*Task prompt*
The data must be written out once more, precisely as given.

*Supplied records*
★ ★ ★

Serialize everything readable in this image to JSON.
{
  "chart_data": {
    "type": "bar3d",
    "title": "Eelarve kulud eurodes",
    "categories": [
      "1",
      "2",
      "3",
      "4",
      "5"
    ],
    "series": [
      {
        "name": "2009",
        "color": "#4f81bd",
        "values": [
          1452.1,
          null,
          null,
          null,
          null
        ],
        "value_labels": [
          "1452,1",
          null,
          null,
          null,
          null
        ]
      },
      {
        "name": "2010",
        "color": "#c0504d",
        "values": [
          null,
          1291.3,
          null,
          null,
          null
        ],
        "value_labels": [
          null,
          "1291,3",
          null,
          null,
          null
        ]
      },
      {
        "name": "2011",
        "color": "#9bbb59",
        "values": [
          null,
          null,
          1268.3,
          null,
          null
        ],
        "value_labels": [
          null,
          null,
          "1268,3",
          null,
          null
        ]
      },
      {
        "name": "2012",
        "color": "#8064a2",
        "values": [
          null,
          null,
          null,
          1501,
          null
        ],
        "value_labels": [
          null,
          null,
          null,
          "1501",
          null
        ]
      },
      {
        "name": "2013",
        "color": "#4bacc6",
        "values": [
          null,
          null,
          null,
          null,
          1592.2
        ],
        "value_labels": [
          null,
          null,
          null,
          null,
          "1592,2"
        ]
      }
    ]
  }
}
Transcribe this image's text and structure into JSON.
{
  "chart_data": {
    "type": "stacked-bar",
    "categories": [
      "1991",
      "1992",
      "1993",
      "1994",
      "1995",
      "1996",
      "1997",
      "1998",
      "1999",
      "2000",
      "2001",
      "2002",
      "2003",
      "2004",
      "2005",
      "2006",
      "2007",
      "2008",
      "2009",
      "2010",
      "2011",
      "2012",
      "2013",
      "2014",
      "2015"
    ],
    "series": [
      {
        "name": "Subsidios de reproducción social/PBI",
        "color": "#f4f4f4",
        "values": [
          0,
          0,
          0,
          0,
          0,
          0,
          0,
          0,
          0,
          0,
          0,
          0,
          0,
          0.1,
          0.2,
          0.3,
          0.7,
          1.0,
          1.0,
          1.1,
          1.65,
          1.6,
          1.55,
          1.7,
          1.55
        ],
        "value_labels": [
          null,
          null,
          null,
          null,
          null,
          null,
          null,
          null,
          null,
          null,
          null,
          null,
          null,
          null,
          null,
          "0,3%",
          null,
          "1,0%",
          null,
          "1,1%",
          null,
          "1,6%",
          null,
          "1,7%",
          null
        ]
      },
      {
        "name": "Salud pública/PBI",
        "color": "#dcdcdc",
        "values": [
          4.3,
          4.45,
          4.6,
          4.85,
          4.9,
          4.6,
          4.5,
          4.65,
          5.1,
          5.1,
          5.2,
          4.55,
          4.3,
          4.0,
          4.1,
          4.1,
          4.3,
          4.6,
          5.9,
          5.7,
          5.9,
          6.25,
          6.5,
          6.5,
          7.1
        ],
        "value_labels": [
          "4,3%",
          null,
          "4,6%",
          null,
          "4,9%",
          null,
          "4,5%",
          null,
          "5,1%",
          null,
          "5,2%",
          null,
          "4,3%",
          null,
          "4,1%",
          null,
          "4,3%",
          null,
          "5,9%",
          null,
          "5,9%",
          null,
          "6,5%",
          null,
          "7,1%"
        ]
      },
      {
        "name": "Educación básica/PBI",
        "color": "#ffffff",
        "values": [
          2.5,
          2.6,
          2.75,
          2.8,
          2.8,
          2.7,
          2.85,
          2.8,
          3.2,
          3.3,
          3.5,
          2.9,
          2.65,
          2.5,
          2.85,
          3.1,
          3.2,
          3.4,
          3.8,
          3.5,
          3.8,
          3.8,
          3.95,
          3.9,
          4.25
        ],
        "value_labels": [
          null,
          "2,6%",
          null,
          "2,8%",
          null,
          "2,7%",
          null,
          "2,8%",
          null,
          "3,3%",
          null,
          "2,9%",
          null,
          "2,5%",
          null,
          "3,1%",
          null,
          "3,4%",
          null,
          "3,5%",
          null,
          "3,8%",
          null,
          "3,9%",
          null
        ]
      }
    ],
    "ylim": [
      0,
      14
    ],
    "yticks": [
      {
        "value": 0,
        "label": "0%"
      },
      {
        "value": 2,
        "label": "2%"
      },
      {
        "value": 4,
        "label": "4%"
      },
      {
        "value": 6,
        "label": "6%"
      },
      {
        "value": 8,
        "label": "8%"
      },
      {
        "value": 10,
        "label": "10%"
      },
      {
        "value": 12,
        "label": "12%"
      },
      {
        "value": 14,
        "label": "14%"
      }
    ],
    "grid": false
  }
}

★ ★ ★

*Response to this task*
Serialize everything readable in this image to JSON.
{
  "chart_data": {
    "type": "bar3d",
    "title": "Eelarve kulud eurodes",
    "categories": [
      "1",
      "2",
      "3",
      "4",
      "5"
    ],
    "series": [
      {
        "name": "2009",
        "color": "#4f81bd",
        "values": [
          1452.1,
          null,
          null,
          null,
          null
        ],
        "value_labels": [
          "1452,1",
          null,
          null,
          null,
          null
        ]
      },
      {
        "name": "2010",
        "color": "#c0504d",
        "values": [
          null,
          1291.3,
          null,
          null,
          null
        ],
        "value_labels": [
          null,
          "1291,3",
          null,
          null,
          null
        ]
      },
      {
        "name": "2011",
        "color": "#9bbb59",
        "values": [
          null,
          null,
          1268.3,
          null,
          null
        ],
        "value_labels": [
          null,
          null,
          "1268,3",
          null,
          null
        ]
      },
      {
        "name": "2012",
        "color": "#8064a2",
        "values": [
          null,
          null,
          null,
          1501,
          null
        ],
        "value_labels": [
          null,
          null,
          null,
          "1501",
          null
        ]
      },
      {
        "name": "2013",
        "color": "#4bacc6",
        "values": [
          null,
          null,
          null,
          null,
          1592.2
        ],
        "value_labels": [
          null,
          null,
          null,
          null,
          "1592,2"
        ]
      }
    ]
  }
}
Transcribe this image's text and structure into JSON.
{
  "chart_data": {
    "type": "stacked-bar",
    "categories": [
      "1991",
      "1992",
      "1993",
      "1994",
      "1995",
      "1996",
      "1997",
      "1998",
      "1999",
      "2000",
      "2001",
      "2002",
      "2003",
      "2004",
      "2005",
      "2006",
      "2007",
      "2008",
      "2009",
      "2010",
      "2011",
      "2012",
      "2013",
      "2014",
      "2015"
    ],
    "series": [
      {
        "name": "Subsidios de reproducción social/PBI",
        "color": "#f4f4f4",
        "values": [
          0,
          0,
          0,
          0,
          0,
          0,
          0,
          0,
          0,
          0,
          0,
          0,
          0,
          0.1,
          0.2,
          0.3,
          0.7,
          1.0,
          1.0,
          1.1,
          1.65,
          1.6,
          1.55,
          1.7,
          1.55
        ],
        "value_labels": [
          null,
          null,
          null,
          null,
          null,
          null,
          null,
          null,
          null,
          null,
          null,
          null,
          null,
          null,
          null,
          "0,3%",
          null,
          "1,0%",
          null,
          "1,1%",
          null,
          "1,6%",
          null,
          "1,7%",
          null
        ]
      },
      {
        "name": "Salud pública/PBI",
        "color": "#dcdcdc",
        "values": [
          4.3,
          4.45,
          4.6,
          4.85,
          4.9,
          4.6,
          4.5,
          4.65,
          5.1,
          5.1,
          5.2,
          4.55,
          4.3,
          4.0,
          4.1,
          4.1,
          4.3,
          4.6,
          5.9,
          5.7,
          5.9,
          6.25,
          6.5,
          6.5,
          7.1
        ],
        "value_labels": [
          "4,3%",
          null,
          "4,6%",
          null,
          "4,9%",
          null,
          "4,5%",
          null,
          "5,1%",
          null,
          "5,2%",
          null,
          "4,3%",
          null,
          "4,1%",
          null,
          "4,3%",
          null,
          "5,9%",
          null,
          "5,9%",
          null,
          "6,5%",
          null,
          "7,1%"
        ]
      },
      {
        "name": "Educación básica/PBI",
        "color": "#ffffff",
        "values": [
          2.5,
          2.6,
          2.75,
          2.8,
          2.8,
          2.7,
          2.85,
          2.8,
          3.2,
          3.3,
          3.5,
          2.9,
          2.65,
          2.5,
          2.85,
          3.1,
          3.2,
          3.4,
          3.8,
          3.5,
          3.8,
          3.8,
          3.95,
          3.9,
          4.25
        ],
        "value_labels": [
          null,
          "2,6%",
          null,
          "2,8%",
          null,
          "2,7%",
          null,
          "2,8%",
          null,
          "3,3%",
          null,
          "2,9%",
          null,
          "2,5%",
          null,
          "3,1%",
          null,
          "3,4%",
          null,
          "3,5%",
          null,
          "3,8%",
          null,
          "3,9%",
          null
        ]
      }
    ],
    "ylim": [
      0,
      14
    ],
    "yticks": [
      {
        "value": 0,
        "label": "0%"
      },
      {
        "value": 2,
        "label": "2%"
      },
      {
        "value": 4,
        "label": "4%"
      },
      {
        "value": 6,
        "label": "6%"
      },
      {
        "value": 8,
        "label": "8%"
      },
      {
        "value": 10,
        "label": "10%"
      },
      {
        "value": 12,
        "label": "12%"
      },
      {
        "value": 14,
        "label": "14%"
      }
    ],
    "grid": false
  }
}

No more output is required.